§ Exercise data:
++++

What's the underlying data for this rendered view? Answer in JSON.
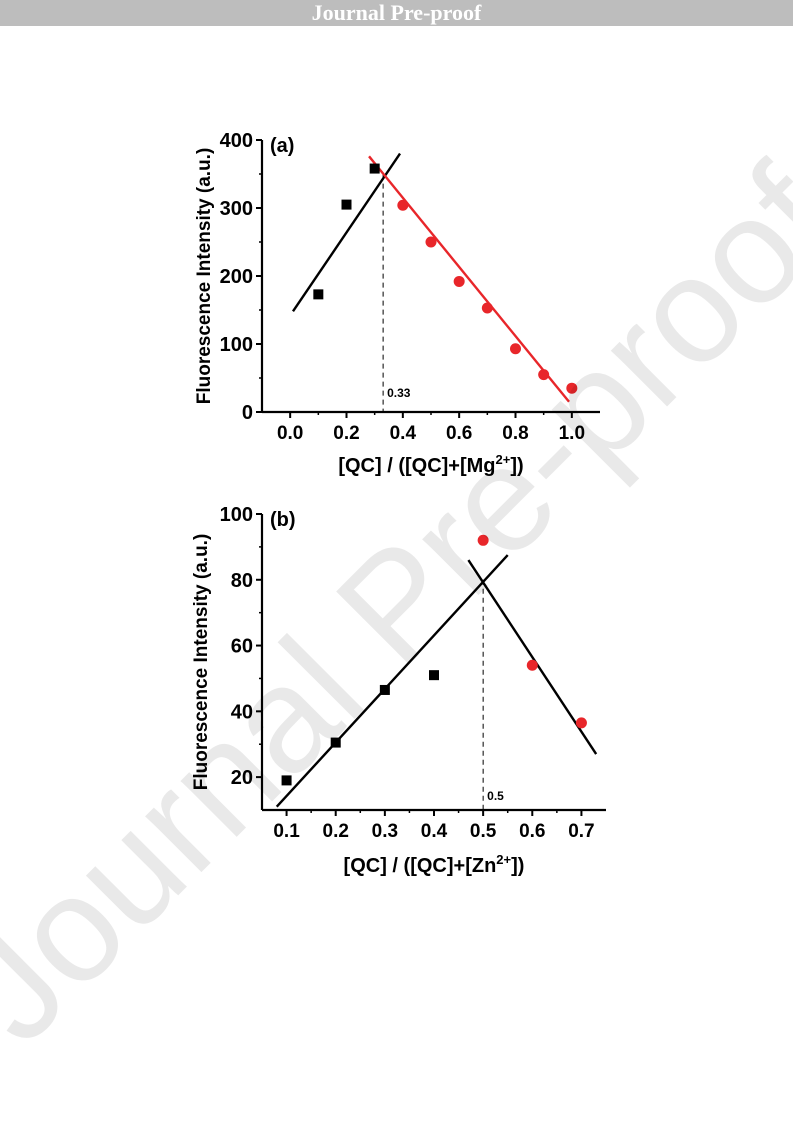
{
  "header": {
    "banner": "Journal Pre-proof"
  },
  "watermark": "Journal Pre-proof",
  "chart_data": [
    {
      "type": "scatter",
      "label": "(a)",
      "title": "",
      "xlabel": "[QC] / ([QC]+[Mg2+])",
      "xlabel_parts": {
        "main": "[QC] / ([QC]+[Mg",
        "sup": "2+",
        "end": "])"
      },
      "ylabel": "Fluorescence Intensity (a.u.)",
      "xlim": [
        -0.1,
        1.1
      ],
      "ylim": [
        0,
        400
      ],
      "xticks": [
        0.0,
        0.2,
        0.4,
        0.6,
        0.8,
        1.0
      ],
      "xtick_labels": [
        "0.0",
        "0.2",
        "0.4",
        "0.6",
        "0.8",
        "1.0"
      ],
      "yticks": [
        0,
        100,
        200,
        300,
        400
      ],
      "ytick_labels": [
        "0",
        "100",
        "200",
        "300",
        "400"
      ],
      "grid": false,
      "series": [
        {
          "marker": "square",
          "color": "#000000",
          "x": [
            0.1,
            0.2,
            0.3
          ],
          "y": [
            173,
            305,
            358
          ]
        },
        {
          "marker": "circle",
          "color": "#e8262a",
          "x": [
            0.4,
            0.5,
            0.6,
            0.7,
            0.8,
            0.9,
            1.0
          ],
          "y": [
            304,
            250,
            192,
            153,
            93,
            55,
            35
          ]
        }
      ],
      "fit_lines": [
        {
          "color": "#000000",
          "x": [
            0.01,
            0.39
          ],
          "y": [
            148,
            380
          ]
        },
        {
          "color": "#e8262a",
          "x": [
            0.28,
            0.99
          ],
          "y": [
            376,
            15
          ]
        }
      ],
      "vline": {
        "x": 0.33,
        "y_top": 349,
        "label": "0.33"
      }
    },
    {
      "type": "scatter",
      "label": "(b)",
      "title": "",
      "xlabel": "[QC] / ([QC]+[Zn2+])",
      "xlabel_parts": {
        "main": "[QC] / ([QC]+[Zn",
        "sup": "2+",
        "end": "])"
      },
      "ylabel": "Fluorescence Intensity (a.u.)",
      "xlim": [
        0.05,
        0.75
      ],
      "ylim": [
        10,
        100
      ],
      "xticks": [
        0.1,
        0.2,
        0.3,
        0.4,
        0.5,
        0.6,
        0.7
      ],
      "xtick_labels": [
        "0.1",
        "0.2",
        "0.3",
        "0.4",
        "0.5",
        "0.6",
        "0.7"
      ],
      "yticks": [
        20,
        40,
        60,
        80,
        100
      ],
      "ytick_labels": [
        "20",
        "40",
        "60",
        "80",
        "100"
      ],
      "grid": false,
      "series": [
        {
          "marker": "square",
          "color": "#000000",
          "x": [
            0.1,
            0.2,
            0.3,
            0.4
          ],
          "y": [
            19,
            30.5,
            46.5,
            51
          ]
        },
        {
          "marker": "circle",
          "color": "#e8262a",
          "x": [
            0.5,
            0.6,
            0.7
          ],
          "y": [
            92,
            54,
            36.5
          ]
        }
      ],
      "fit_lines": [
        {
          "color": "#000000",
          "x": [
            0.08,
            0.55
          ],
          "y": [
            11,
            87.5
          ]
        },
        {
          "color": "#000000",
          "x": [
            0.47,
            0.73
          ],
          "y": [
            86,
            27
          ]
        }
      ],
      "vline": {
        "x": 0.5,
        "y_top": 80,
        "label": "0.5"
      }
    }
  ]
}
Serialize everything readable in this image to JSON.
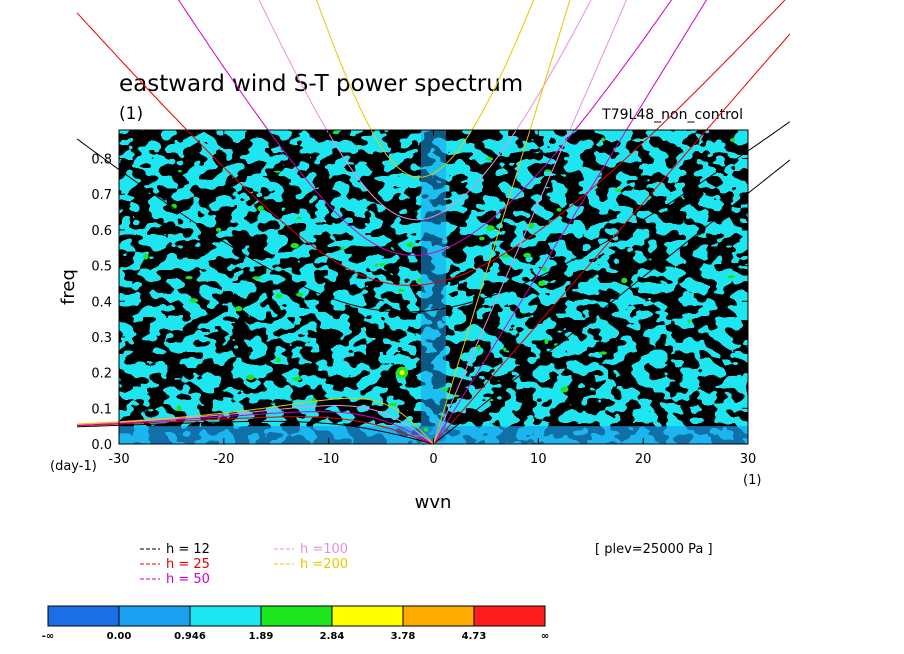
{
  "chart_data": {
    "type": "heatmap",
    "title": "eastward wind S-T power spectrum",
    "subtitle": "(1)",
    "run_label": "T79L48_non_control",
    "xlabel": "wvn",
    "ylabel": "freq",
    "x_unit_label": "(1)",
    "y_unit_label": "(day-1)",
    "xlim": [
      -30,
      30
    ],
    "ylim": [
      0,
      0.88
    ],
    "xticks": [
      -30,
      -20,
      -10,
      0,
      10,
      20,
      30
    ],
    "yticks": [
      0.0,
      0.1,
      0.2,
      0.3,
      0.4,
      0.5,
      0.6,
      0.7,
      0.8
    ],
    "xtick_labels": [
      "-30",
      "-20",
      "-10",
      "0",
      "10",
      "20",
      "30"
    ],
    "ytick_labels": [
      "0.0",
      "0.1",
      "0.2",
      "0.3",
      "0.4",
      "0.5",
      "0.6",
      "0.7",
      "0.8"
    ],
    "level_note": "[ plev=25000 Pa ]",
    "colorbar": {
      "labels": [
        "-∞",
        "0.00",
        "0.946",
        "1.89",
        "2.84",
        "3.78",
        "4.73",
        "∞"
      ],
      "colors": [
        "#1a6fe6",
        "#1aa0f0",
        "#1ee6f0",
        "#1ee61e",
        "#ffff00",
        "#ffaa00",
        "#ff1e1e"
      ]
    },
    "dispersion_curves": [
      {
        "label": "h = 12",
        "h": 12,
        "color": "#000000"
      },
      {
        "label": "h = 25",
        "h": 25,
        "color": "#e60000"
      },
      {
        "label": "h = 50",
        "h": 50,
        "color": "#d000c8"
      },
      {
        "label": "h =100",
        "h": 100,
        "color": "#e890e0"
      },
      {
        "label": "h =200",
        "h": 200,
        "color": "#e6c800"
      }
    ],
    "features": [
      {
        "kind": "peak",
        "x": -3,
        "y": 0.2,
        "level": "2.84-3.78"
      }
    ]
  }
}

++++

§ Your objective:
Print exactly the span of lines that begins with the line containing "Serialize everything readable" and ends with the last line of the listing, with no pictures.

§ The answer:
Serialize everything readable in this image to JSON.
{
  "chart_data": {
    "type": "heatmap",
    "title": "eastward wind S-T power spectrum",
    "subtitle": "(1)",
    "run_label": "T79L48_non_control",
    "xlabel": "wvn",
    "ylabel": "freq",
    "x_unit_label": "(1)",
    "y_unit_label": "(day-1)",
    "xlim": [
      -30,
      30
    ],
    "ylim": [
      0,
      0.88
    ],
    "xticks": [
      -30,
      -20,
      -10,
      0,
      10,
      20,
      30
    ],
    "yticks": [
      0.0,
      0.1,
      0.2,
      0.3,
      0.4,
      0.5,
      0.6,
      0.7,
      0.8
    ],
    "xtick_labels": [
      "-30",
      "-20",
      "-10",
      "0",
      "10",
      "20",
      "30"
    ],
    "ytick_labels": [
      "0.0",
      "0.1",
      "0.2",
      "0.3",
      "0.4",
      "0.5",
      "0.6",
      "0.7",
      "0.8"
    ],
    "level_note": "[ plev=25000 Pa ]",
    "colorbar": {
      "labels": [
        "-∞",
        "0.00",
        "0.946",
        "1.89",
        "2.84",
        "3.78",
        "4.73",
        "∞"
      ],
      "colors": [
        "#1a6fe6",
        "#1aa0f0",
        "#1ee6f0",
        "#1ee61e",
        "#ffff00",
        "#ffaa00",
        "#ff1e1e"
      ]
    },
    "dispersion_curves": [
      {
        "label": "h = 12",
        "h": 12,
        "color": "#000000"
      },
      {
        "label": "h = 25",
        "h": 25,
        "color": "#e60000"
      },
      {
        "label": "h = 50",
        "h": 50,
        "color": "#d000c8"
      },
      {
        "label": "h =100",
        "h": 100,
        "color": "#e890e0"
      },
      {
        "label": "h =200",
        "h": 200,
        "color": "#e6c800"
      }
    ],
    "features": [
      {
        "kind": "peak",
        "x": -3,
        "y": 0.2,
        "level": "2.84-3.78"
      }
    ]
  }
}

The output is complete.